EXERCISE
Restate the whole of the material. Keep every word, and drop the pictures.

--- Start MATERIALS PROVIDED ---

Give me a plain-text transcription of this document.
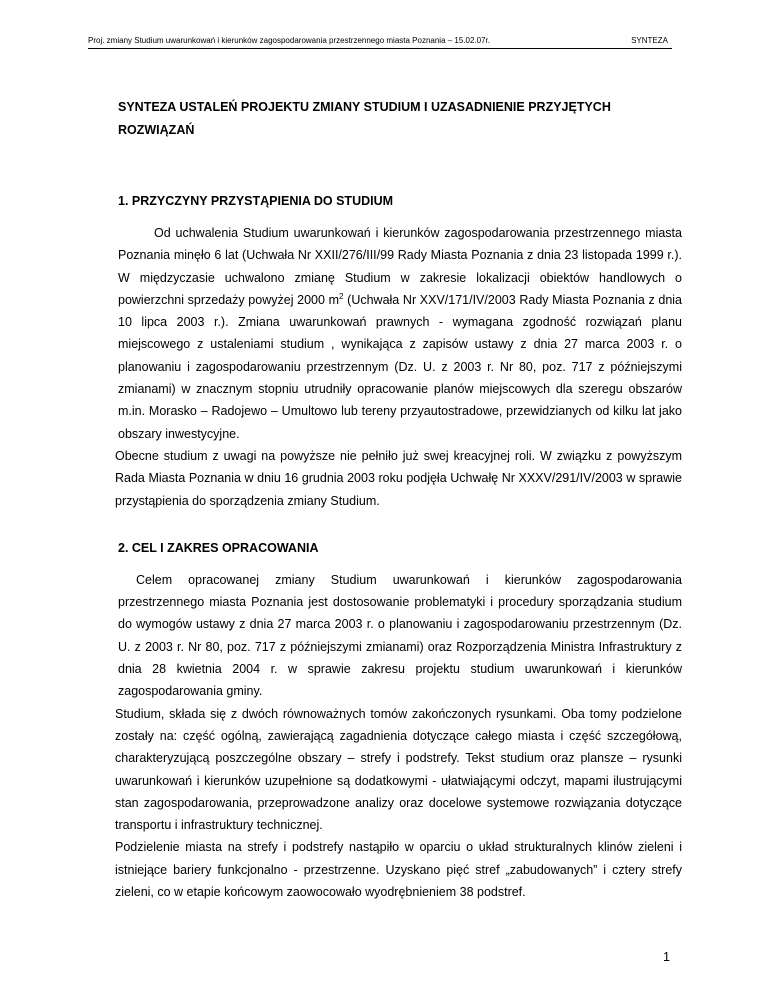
Proj. zmiany Studium uwarunkowań i kierunków zagospodarowania przestrzennego miasta Poznania – 15.02.07r.	SYNTEZA
SYNTEZA USTALEŃ PROJEKTU ZMIANY STUDIUM I UZASADNIENIE PRZYJĘTYCH ROZWIĄZAŃ
1. PRZYCZYNY PRZYSTĄPIENIA DO STUDIUM

Od uchwalenia Studium uwarunkowań i kierunków zagospodarowania przestrzennego miasta Poznania minęło 6 lat (Uchwała Nr XXII/276/III/99 Rady Miasta Poznania z dnia 23 listopada 1999 r.). W międzyczasie uchwalono zmianę Studium w zakresie lokalizacji obiektów handlowych o powierzchni sprzedaży powyżej 2000 $m^2$ (Uchwała Nr XXV/171/IV/2003 Rady Miasta Poznania z dnia 10 lipca 2003 r.). Zmiana uwarunkowań prawnych - wymagana zgodność rozwiązań planu miejscowego z ustaleniami studium , wynikająca z zapisów ustawy z dnia 27 marca 2003 r. o planowaniu i zagospodarowaniu przestrzennym (Dz. U. z 2003 r. Nr 80, poz. 717 z późniejszymi zmianami) w znacznym stopniu utrudniły opracowanie planów miejscowych dla szeregu obszarów m.in. Morasko – Radojewo – Umultowo lub tereny przyautostradowe, przewidzianych od kilku lat jako obszary inwestycyjne.

Obecne studium z uwagi na powyższe nie pełniło już swej kreacyjnej roli. W związku z powyższym Rada Miasta Poznania w dniu 16 grudnia 2003 roku podjęła Uchwałę Nr XXXV/291/IV/2003 w sprawie przystąpienia do sporządzenia zmiany Studium.

2. CEL I ZAKRES OPRACOWANIA

Celem opracowanej zmiany Studium uwarunkowań i kierunków zagospodarowania przestrzennego miasta Poznania jest dostosowanie problematyki i procedury sporządzania studium do wymogów ustawy z dnia 27 marca 2003 r. o planowaniu i zagospodarowaniu przestrzennym (Dz. U. z 2003 r. Nr 80, poz. 717 z późniejszymi zmianami) oraz Rozporządzenia Ministra Infrastruktury z dnia 28 kwietnia 2004 r. w sprawie zakresu projektu studium uwarunkowań i kierunków zagospodarowania gminy.

Studium, składa się z dwóch równoważnych tomów zakończonych rysunkami. Oba tomy podzielone zostały na: część ogólną, zawierającą zagadnienia dotyczące całego miasta i część szczegółową, charakteryzującą poszczególne obszary – strefy i podstrefy. Tekst studium oraz plansze – rysunki uwarunkowań i kierunków uzupełnione są dodatkowymi - ułatwiającymi odczyt, mapami ilustrującymi stan zagospodarowania, przeprowadzone analizy oraz docelowe systemowe rozwiązania dotyczące transportu i infrastruktury technicznej.

Podzielenie miasta na strefy i podstrefy nastąpiło w oparciu o układ strukturalnych klinów zieleni i istniejące bariery funkcjonalno - przestrzenne. Uzyskano pięć stref „zabudowanych” i cztery strefy zieleni, co w etapie końcowym zaowocowało wyodrębnieniem 38 podstref.

1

--- End MATERIALS PROVIDED ---

EXERCISE SOLUTION
Give me a plain-text transcription of this document.
Proj. zmiany Studium uwarunkowań i kierunków zagospodarowania przestrzennego miasta Poznania – 15.02.07r.	SYNTEZA
SYNTEZA USTALEŃ PROJEKTU ZMIANY STUDIUM I UZASADNIENIE PRZYJĘTYCH ROZWIĄZAŃ
1. PRZYCZYNY PRZYSTĄPIENIA DO STUDIUM

Od uchwalenia Studium uwarunkowań i kierunków zagospodarowania przestrzennego miasta Poznania minęło 6 lat (Uchwała Nr XXII/276/III/99 Rady Miasta Poznania z dnia 23 listopada 1999 r.). W międzyczasie uchwalono zmianę Studium w zakresie lokalizacji obiektów handlowych o powierzchni sprzedaży powyżej 2000 $m^2$ (Uchwała Nr XXV/171/IV/2003 Rady Miasta Poznania z dnia 10 lipca 2003 r.). Zmiana uwarunkowań prawnych - wymagana zgodność rozwiązań planu miejscowego z ustaleniami studium , wynikająca z zapisów ustawy z dnia 27 marca 2003 r. o planowaniu i zagospodarowaniu przestrzennym (Dz. U. z 2003 r. Nr 80, poz. 717 z późniejszymi zmianami) w znacznym stopniu utrudniły opracowanie planów miejscowych dla szeregu obszarów m.in. Morasko – Radojewo – Umultowo lub tereny przyautostradowe, przewidzianych od kilku lat jako obszary inwestycyjne.

Obecne studium z uwagi na powyższe nie pełniło już swej kreacyjnej roli. W związku z powyższym Rada Miasta Poznania w dniu 16 grudnia 2003 roku podjęła Uchwałę Nr XXXV/291/IV/2003 w sprawie przystąpienia do sporządzenia zmiany Studium.

2. CEL I ZAKRES OPRACOWANIA

Celem opracowanej zmiany Studium uwarunkowań i kierunków zagospodarowania przestrzennego miasta Poznania jest dostosowanie problematyki i procedury sporządzania studium do wymogów ustawy z dnia 27 marca 2003 r. o planowaniu i zagospodarowaniu przestrzennym (Dz. U. z 2003 r. Nr 80, poz. 717 z późniejszymi zmianami) oraz Rozporządzenia Ministra Infrastruktury z dnia 28 kwietnia 2004 r. w sprawie zakresu projektu studium uwarunkowań i kierunków zagospodarowania gminy.

Studium, składa się z dwóch równoważnych tomów zakończonych rysunkami. Oba tomy podzielone zostały na: część ogólną, zawierającą zagadnienia dotyczące całego miasta i część szczegółową, charakteryzującą poszczególne obszary – strefy i podstrefy. Tekst studium oraz plansze – rysunki uwarunkowań i kierunków uzupełnione są dodatkowymi - ułatwiającymi odczyt, mapami ilustrującymi stan zagospodarowania, przeprowadzone analizy oraz docelowe systemowe rozwiązania dotyczące transportu i infrastruktury technicznej.

Podzielenie miasta na strefy i podstrefy nastąpiło w oparciu o układ strukturalnych klinów zieleni i istniejące bariery funkcjonalno - przestrzenne. Uzyskano pięć stref „zabudowanych” i cztery strefy zieleni, co w etapie końcowym zaowocowało wyodrębnieniem 38 podstref.

1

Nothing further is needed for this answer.